> To be done:
Wherever the string "합천화랑태양광" appears, copy the whole line.
** Start of Dataset content **
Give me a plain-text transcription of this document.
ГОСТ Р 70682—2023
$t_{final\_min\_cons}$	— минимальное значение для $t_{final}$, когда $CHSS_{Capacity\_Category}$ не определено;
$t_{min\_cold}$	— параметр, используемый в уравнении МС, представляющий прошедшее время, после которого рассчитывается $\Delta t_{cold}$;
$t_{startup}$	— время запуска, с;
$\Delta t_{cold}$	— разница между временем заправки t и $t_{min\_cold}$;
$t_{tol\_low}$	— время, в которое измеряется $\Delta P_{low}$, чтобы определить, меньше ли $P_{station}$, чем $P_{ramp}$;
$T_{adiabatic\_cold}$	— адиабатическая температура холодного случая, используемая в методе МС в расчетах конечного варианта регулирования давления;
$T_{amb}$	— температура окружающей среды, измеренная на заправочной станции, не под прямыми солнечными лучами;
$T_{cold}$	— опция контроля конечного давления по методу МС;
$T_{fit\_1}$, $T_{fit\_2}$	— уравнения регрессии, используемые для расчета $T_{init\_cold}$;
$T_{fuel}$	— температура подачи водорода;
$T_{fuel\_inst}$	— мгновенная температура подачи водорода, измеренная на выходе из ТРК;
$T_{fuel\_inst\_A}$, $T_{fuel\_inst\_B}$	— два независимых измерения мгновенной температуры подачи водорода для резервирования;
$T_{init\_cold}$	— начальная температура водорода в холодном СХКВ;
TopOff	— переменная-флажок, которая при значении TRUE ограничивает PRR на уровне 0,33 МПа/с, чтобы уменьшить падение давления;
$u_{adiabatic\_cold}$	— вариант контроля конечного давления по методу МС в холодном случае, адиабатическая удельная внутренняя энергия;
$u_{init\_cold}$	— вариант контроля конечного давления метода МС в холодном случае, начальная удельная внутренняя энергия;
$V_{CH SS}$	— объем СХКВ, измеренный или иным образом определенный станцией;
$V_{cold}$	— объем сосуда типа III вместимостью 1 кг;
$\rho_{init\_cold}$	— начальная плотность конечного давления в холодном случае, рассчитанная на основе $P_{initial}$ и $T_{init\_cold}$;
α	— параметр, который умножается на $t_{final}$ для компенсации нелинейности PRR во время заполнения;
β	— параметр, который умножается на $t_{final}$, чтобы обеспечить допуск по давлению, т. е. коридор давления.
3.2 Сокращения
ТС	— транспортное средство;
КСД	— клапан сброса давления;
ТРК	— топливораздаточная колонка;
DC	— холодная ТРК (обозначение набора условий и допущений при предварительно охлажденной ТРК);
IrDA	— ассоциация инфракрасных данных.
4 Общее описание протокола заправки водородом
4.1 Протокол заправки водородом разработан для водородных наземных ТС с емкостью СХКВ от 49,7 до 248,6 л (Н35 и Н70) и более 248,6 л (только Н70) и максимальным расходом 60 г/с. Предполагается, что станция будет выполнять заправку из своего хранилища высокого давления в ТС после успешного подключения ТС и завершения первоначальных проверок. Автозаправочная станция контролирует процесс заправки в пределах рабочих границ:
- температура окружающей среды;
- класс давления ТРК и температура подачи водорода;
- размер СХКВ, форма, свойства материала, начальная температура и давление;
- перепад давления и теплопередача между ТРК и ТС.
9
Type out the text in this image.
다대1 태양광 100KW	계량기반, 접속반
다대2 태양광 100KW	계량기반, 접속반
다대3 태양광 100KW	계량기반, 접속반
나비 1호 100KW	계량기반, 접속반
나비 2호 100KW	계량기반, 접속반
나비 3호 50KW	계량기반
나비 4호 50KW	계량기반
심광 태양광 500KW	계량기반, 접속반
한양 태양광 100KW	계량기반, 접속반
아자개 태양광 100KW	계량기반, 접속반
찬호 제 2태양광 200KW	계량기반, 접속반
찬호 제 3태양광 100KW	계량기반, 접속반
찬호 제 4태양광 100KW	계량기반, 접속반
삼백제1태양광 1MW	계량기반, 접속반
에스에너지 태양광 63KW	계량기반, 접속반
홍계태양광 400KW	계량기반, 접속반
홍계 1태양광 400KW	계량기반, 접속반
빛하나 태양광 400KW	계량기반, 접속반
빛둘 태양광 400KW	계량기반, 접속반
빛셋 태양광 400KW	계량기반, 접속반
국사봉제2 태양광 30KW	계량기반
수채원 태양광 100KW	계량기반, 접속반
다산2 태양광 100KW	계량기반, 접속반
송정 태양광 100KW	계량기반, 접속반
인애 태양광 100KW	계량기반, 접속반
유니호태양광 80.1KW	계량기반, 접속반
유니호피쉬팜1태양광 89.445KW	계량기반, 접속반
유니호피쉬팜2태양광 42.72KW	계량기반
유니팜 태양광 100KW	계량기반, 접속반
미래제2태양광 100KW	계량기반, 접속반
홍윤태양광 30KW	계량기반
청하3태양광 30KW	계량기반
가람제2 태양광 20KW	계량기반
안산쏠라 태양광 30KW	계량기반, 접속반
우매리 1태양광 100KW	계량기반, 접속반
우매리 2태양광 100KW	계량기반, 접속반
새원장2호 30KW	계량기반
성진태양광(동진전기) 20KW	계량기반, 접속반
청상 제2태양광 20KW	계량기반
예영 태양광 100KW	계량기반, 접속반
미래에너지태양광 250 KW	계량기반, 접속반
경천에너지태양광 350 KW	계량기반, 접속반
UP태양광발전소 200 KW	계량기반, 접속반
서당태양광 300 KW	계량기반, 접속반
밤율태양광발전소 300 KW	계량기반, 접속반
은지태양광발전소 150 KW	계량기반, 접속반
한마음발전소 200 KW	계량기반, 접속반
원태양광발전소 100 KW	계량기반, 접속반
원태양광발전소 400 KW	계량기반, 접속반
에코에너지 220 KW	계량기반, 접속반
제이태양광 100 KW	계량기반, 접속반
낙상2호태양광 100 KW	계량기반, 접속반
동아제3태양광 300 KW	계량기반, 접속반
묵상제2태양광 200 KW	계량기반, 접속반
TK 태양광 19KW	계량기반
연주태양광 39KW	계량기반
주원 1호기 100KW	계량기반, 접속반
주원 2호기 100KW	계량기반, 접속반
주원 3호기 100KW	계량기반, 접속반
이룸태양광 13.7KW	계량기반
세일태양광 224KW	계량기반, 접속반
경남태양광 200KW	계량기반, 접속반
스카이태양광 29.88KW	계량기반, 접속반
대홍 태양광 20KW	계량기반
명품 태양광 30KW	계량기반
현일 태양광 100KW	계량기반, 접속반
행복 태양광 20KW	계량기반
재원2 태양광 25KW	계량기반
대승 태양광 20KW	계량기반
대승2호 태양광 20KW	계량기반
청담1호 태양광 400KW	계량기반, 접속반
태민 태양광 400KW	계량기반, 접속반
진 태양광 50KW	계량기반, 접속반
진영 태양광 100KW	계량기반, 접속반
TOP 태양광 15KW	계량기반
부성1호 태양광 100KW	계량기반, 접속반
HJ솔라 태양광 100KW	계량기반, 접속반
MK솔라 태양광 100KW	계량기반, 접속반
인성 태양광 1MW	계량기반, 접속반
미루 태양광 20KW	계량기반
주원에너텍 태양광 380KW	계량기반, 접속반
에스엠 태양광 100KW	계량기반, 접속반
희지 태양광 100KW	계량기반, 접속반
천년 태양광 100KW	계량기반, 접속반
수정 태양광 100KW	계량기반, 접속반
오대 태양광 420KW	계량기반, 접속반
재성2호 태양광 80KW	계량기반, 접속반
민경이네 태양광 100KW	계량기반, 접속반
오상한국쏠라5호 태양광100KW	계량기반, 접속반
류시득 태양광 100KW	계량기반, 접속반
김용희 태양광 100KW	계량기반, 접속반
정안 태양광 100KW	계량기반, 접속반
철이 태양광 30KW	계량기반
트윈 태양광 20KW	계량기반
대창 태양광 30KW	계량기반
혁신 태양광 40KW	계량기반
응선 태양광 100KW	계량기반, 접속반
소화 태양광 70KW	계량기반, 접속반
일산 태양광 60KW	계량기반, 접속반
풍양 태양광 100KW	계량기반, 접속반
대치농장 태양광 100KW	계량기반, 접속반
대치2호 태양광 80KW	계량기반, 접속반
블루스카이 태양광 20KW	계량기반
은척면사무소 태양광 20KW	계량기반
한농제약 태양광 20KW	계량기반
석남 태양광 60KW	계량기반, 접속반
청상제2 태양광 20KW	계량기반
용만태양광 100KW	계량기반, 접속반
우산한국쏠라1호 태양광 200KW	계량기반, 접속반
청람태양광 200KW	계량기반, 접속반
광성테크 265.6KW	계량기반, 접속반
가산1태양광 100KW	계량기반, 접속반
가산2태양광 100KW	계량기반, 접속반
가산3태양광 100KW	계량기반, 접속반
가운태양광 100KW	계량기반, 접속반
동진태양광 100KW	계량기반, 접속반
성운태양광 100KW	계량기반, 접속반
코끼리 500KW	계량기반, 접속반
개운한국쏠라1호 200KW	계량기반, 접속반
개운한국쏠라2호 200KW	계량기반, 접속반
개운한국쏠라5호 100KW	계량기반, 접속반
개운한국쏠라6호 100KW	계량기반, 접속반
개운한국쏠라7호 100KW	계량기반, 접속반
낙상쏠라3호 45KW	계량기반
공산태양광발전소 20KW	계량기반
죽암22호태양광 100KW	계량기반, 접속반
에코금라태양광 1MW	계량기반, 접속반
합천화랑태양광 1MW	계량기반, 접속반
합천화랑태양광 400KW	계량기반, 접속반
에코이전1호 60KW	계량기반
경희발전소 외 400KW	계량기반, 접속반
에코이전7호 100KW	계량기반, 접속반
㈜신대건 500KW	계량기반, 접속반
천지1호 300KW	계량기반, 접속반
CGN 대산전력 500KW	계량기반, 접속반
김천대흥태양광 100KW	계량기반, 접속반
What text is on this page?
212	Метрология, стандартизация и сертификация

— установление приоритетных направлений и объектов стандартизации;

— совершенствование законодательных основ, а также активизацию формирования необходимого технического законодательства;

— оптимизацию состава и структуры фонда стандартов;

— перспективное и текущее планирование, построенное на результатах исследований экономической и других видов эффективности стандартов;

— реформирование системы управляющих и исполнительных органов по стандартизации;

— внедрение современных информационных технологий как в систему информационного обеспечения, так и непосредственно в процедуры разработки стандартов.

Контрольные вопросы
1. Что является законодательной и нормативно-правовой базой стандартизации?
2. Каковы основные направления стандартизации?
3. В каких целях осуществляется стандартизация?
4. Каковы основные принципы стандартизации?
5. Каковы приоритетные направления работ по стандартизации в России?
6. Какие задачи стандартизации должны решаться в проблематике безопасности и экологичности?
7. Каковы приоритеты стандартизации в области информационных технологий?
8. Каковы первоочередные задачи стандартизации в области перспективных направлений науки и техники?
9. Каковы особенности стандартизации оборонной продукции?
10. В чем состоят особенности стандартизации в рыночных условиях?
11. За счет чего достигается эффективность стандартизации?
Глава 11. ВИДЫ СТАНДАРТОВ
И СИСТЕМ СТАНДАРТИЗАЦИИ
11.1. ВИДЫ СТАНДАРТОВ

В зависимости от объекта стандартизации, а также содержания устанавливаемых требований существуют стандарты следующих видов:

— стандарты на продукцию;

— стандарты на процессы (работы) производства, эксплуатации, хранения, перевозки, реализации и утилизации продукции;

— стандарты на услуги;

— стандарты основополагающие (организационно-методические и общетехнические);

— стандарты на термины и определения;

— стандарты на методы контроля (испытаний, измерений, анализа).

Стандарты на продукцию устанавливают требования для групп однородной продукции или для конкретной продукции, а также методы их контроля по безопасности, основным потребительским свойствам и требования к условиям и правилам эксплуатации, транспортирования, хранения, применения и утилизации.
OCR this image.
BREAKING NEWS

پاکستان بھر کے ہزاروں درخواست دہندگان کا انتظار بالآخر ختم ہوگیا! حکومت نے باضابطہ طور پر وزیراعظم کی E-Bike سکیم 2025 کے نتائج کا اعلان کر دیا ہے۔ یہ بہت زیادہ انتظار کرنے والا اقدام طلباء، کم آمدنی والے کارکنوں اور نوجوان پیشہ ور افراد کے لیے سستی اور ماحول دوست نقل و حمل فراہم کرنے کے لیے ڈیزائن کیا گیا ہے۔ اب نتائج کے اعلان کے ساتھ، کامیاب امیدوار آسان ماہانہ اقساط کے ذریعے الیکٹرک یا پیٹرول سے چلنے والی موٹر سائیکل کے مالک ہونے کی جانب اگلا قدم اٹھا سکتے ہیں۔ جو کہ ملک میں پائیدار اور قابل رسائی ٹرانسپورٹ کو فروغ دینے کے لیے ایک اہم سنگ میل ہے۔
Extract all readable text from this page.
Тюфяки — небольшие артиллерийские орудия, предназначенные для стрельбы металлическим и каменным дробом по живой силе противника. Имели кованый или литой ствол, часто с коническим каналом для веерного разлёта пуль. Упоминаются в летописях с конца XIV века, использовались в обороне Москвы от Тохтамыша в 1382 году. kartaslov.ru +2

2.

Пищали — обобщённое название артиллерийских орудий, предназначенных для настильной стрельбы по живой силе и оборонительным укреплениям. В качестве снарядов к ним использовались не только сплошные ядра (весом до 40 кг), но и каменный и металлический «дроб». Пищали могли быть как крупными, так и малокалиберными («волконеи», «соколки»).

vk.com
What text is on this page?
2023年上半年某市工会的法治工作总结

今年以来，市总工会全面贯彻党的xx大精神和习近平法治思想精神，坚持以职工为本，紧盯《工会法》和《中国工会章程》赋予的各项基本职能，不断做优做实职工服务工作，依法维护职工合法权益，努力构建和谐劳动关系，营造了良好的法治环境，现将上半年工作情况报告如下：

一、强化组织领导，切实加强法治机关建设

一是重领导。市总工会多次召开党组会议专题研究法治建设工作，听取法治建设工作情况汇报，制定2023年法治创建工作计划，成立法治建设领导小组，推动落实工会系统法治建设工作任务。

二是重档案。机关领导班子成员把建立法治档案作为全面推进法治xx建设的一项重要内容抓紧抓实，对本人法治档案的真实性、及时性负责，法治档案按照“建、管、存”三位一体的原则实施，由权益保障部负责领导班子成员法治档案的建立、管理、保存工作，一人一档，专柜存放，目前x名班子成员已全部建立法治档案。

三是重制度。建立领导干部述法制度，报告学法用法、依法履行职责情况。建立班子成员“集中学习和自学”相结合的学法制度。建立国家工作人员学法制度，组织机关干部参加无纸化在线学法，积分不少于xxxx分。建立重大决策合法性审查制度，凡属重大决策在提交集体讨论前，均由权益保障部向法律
** End of Dataset content **
> Result:
합천화랑태양광 1MW	계량기반, 접속반
합천화랑태양광 400KW	계량기반, 접속반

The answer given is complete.